STATED TASK: Print the data exactly as it is given, please.

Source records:
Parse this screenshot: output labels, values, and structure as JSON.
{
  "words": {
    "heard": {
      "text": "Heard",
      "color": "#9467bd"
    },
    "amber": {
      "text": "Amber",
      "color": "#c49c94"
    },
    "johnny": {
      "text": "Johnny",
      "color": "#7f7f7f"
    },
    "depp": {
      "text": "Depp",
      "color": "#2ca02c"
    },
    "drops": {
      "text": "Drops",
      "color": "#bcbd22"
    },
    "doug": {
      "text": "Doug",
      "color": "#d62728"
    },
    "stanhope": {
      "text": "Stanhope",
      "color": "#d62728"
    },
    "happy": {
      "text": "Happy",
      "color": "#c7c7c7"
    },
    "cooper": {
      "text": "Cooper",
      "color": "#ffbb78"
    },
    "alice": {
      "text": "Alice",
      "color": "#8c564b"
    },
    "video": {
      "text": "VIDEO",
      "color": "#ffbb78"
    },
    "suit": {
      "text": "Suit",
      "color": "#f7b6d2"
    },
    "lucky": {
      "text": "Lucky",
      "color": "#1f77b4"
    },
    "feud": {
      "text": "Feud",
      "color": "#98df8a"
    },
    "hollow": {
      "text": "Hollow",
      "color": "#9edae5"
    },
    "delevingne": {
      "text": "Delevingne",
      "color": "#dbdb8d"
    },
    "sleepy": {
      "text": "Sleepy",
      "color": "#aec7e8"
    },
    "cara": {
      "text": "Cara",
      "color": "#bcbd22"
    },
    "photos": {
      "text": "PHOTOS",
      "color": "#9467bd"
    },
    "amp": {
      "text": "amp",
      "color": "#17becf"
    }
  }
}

OUTPUT:
Parse this screenshot: output labels, values, and structure as JSON.
{
  "words": {
    "heard": {
      "text": "Heard",
      "color": "#9467bd"
    },
    "amber": {
      "text": "Amber",
      "color": "#c49c94"
    },
    "johnny": {
      "text": "Johnny",
      "color": "#7f7f7f"
    },
    "depp": {
      "text": "Depp",
      "color": "#2ca02c"
    },
    "drops": {
      "text": "Drops",
      "color": "#bcbd22"
    },
    "doug": {
      "text": "Doug",
      "color": "#d62728"
    },
    "stanhope": {
      "text": "Stanhope",
      "color": "#d62728"
    },
    "happy": {
      "text": "Happy",
      "color": "#c7c7c7"
    },
    "cooper": {
      "text": "Cooper",
      "color": "#ffbb78"
    },
    "alice": {
      "text": "Alice",
      "color": "#8c564b"
    },
    "video": {
      "text": "VIDEO",
      "color": "#ffbb78"
    },
    "suit": {
      "text": "Suit",
      "color": "#f7b6d2"
    },
    "lucky": {
      "text": "Lucky",
      "color": "#1f77b4"
    },
    "feud": {
      "text": "Feud",
      "color": "#98df8a"
    },
    "hollow": {
      "text": "Hollow",
      "color": "#9edae5"
    },
    "delevingne": {
      "text": "Delevingne",
      "color": "#dbdb8d"
    },
    "sleepy": {
      "text": "Sleepy",
      "color": "#aec7e8"
    },
    "cara": {
      "text": "Cara",
      "color": "#bcbd22"
    },
    "photos": {
      "text": "PHOTOS",
      "color": "#9467bd"
    },
    "amp": {
      "text": "amp",
      "color": "#17becf"
    }
  }
}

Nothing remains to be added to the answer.